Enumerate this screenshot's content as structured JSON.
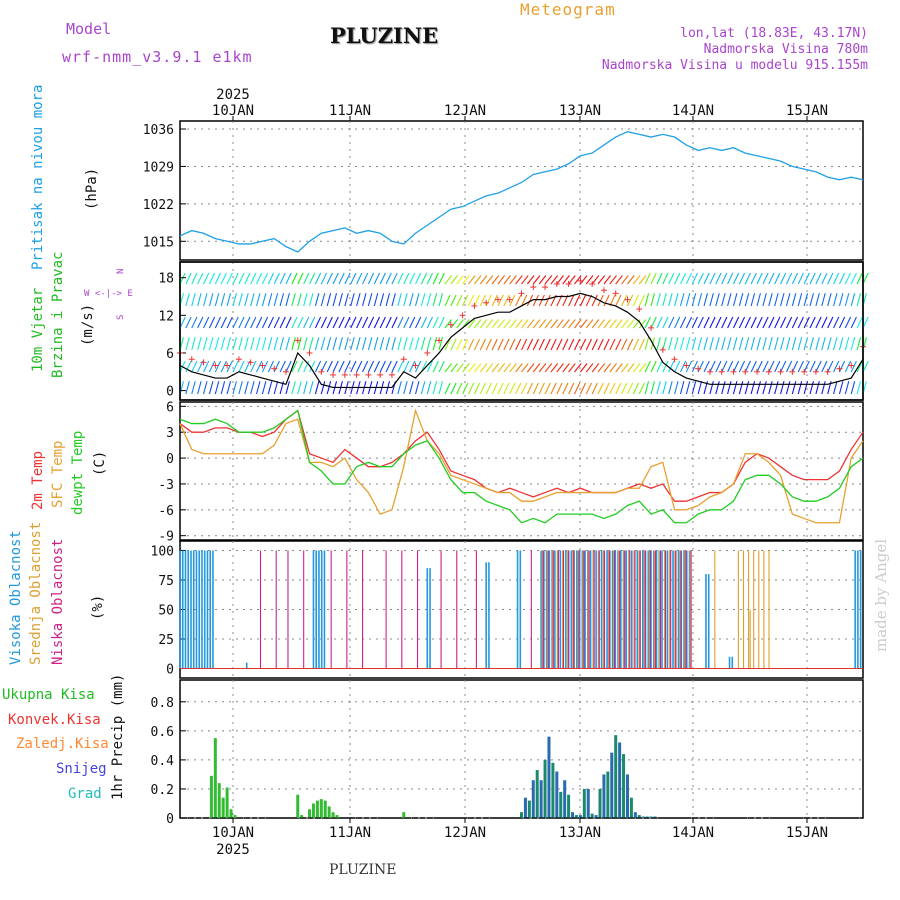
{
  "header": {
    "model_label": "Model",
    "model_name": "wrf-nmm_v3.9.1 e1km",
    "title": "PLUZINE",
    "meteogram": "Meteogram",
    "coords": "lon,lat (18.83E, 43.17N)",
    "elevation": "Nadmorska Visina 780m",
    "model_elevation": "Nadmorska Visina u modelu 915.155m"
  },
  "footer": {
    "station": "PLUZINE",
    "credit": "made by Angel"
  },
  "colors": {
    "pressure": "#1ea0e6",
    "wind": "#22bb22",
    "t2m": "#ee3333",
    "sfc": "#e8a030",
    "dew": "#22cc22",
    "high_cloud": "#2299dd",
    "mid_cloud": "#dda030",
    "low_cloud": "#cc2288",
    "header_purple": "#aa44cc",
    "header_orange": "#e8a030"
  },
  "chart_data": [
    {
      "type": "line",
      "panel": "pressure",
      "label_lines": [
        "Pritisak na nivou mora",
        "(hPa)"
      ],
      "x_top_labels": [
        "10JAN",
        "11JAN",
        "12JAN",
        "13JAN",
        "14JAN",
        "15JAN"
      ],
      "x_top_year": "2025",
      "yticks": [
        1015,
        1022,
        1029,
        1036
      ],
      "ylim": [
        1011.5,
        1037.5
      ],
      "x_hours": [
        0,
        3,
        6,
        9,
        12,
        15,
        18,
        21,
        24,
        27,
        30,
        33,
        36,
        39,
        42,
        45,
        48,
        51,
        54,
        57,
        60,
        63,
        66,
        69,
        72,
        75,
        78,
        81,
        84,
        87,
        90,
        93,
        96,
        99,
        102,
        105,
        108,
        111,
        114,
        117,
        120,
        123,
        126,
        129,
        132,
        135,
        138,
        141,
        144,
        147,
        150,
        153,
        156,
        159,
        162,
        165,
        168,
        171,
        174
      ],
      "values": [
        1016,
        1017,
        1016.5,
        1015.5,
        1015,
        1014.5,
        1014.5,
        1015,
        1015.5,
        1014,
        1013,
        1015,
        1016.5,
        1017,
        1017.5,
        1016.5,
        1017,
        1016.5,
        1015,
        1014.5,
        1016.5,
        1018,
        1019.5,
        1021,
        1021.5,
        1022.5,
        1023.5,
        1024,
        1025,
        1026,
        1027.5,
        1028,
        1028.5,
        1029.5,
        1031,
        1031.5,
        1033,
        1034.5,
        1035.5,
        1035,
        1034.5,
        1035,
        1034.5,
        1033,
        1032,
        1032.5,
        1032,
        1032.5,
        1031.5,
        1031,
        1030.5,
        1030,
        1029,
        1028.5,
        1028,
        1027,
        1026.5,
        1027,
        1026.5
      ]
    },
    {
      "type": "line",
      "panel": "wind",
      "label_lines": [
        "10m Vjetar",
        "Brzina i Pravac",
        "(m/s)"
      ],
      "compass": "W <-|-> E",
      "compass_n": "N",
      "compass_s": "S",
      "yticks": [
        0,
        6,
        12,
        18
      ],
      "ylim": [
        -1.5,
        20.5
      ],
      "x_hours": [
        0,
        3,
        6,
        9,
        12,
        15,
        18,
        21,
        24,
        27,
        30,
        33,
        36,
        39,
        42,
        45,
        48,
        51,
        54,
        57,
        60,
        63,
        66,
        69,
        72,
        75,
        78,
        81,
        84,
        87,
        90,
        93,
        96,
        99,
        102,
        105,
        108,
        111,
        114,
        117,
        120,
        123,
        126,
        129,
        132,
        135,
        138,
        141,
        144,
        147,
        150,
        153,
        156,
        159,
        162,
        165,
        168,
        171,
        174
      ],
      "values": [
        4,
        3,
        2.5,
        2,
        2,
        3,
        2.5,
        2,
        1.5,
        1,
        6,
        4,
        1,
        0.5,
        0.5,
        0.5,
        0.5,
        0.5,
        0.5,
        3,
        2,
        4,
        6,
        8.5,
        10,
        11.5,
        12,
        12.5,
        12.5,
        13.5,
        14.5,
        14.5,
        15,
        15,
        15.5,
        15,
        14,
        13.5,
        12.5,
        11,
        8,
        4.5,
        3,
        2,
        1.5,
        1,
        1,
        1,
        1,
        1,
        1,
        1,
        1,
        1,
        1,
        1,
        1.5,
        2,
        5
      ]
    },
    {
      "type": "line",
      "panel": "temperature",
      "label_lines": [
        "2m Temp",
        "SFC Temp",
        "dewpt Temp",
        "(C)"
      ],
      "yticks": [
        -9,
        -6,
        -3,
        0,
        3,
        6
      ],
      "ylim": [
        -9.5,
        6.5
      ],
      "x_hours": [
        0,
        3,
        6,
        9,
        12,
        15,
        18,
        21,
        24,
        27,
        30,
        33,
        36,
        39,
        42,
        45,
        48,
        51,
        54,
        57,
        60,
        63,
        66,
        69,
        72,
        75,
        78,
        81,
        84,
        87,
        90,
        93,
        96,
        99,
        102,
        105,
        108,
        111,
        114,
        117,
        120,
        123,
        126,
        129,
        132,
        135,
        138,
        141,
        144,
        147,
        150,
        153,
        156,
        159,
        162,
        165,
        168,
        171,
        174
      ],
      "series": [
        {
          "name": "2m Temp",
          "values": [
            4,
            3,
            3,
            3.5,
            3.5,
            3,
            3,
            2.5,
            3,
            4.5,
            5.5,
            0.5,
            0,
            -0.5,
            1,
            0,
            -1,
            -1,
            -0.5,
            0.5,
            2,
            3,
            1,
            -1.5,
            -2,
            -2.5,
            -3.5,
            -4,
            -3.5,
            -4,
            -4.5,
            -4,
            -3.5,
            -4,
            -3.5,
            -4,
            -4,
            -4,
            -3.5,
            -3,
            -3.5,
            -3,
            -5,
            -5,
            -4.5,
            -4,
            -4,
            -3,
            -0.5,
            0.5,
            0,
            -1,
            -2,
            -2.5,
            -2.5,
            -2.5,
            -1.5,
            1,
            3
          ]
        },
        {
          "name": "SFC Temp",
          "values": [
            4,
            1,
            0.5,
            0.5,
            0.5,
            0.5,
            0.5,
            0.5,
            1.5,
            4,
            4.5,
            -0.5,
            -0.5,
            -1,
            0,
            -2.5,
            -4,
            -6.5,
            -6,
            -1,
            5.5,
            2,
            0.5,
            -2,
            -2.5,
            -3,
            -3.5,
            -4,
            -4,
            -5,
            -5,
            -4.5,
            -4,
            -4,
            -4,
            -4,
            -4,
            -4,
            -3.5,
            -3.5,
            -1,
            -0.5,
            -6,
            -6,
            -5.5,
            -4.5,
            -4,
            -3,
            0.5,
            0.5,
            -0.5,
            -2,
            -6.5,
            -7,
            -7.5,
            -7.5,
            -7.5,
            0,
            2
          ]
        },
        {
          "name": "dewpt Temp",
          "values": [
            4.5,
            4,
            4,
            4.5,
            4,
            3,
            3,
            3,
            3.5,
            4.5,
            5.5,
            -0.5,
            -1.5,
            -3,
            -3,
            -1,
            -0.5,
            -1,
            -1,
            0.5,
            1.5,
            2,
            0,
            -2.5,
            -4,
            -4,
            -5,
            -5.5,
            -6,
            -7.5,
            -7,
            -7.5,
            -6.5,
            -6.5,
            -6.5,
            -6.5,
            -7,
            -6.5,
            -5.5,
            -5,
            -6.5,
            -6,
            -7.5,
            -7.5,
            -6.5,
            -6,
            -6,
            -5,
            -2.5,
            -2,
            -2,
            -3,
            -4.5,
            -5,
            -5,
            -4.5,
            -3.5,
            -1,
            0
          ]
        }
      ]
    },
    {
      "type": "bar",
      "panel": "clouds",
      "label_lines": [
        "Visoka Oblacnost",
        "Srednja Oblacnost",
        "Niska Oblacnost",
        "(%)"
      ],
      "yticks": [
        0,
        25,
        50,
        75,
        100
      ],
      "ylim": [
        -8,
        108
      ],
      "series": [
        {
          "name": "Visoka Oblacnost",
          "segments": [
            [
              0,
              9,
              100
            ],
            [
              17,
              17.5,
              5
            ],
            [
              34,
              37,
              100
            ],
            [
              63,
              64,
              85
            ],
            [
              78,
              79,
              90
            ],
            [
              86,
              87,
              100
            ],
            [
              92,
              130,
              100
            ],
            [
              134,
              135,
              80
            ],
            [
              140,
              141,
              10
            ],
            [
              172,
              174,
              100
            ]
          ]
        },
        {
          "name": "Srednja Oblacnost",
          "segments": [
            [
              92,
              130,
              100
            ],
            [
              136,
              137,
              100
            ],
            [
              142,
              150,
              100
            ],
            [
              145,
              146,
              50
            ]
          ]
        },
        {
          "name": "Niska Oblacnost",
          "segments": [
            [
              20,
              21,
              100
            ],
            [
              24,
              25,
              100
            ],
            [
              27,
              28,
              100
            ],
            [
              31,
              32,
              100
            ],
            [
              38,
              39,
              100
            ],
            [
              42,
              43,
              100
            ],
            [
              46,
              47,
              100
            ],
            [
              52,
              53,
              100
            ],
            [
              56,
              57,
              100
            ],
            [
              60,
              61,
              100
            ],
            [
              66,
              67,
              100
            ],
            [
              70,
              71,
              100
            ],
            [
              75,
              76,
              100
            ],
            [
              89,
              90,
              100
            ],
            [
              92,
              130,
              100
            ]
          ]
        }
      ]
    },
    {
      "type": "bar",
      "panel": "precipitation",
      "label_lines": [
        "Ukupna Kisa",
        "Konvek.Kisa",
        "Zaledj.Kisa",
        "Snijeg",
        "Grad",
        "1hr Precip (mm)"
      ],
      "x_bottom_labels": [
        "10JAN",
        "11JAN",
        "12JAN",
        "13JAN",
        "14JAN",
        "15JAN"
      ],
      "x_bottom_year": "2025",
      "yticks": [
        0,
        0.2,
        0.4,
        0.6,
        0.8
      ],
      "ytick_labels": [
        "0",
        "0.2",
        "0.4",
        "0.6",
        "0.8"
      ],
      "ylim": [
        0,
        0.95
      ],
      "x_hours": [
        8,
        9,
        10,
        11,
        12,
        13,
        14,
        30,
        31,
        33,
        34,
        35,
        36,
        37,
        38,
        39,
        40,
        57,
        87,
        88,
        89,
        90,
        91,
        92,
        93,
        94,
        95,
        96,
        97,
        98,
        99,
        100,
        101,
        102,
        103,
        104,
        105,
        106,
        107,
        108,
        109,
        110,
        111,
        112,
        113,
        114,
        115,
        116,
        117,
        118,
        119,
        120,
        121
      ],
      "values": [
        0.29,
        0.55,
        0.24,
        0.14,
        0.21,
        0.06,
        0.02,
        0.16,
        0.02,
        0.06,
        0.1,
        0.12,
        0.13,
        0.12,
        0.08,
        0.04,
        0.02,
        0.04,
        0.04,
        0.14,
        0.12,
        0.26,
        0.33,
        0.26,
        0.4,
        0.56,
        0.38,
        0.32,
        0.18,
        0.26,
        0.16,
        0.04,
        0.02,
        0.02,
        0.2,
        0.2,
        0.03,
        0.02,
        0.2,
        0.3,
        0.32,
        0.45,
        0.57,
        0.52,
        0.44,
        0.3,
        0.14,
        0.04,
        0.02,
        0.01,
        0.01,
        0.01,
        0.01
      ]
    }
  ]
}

What is required
Wherever the string "Visoka" appears in the entries above, list that line.

The result
        "Visoka Oblacnost",
          "name": "Visoka Oblacnost",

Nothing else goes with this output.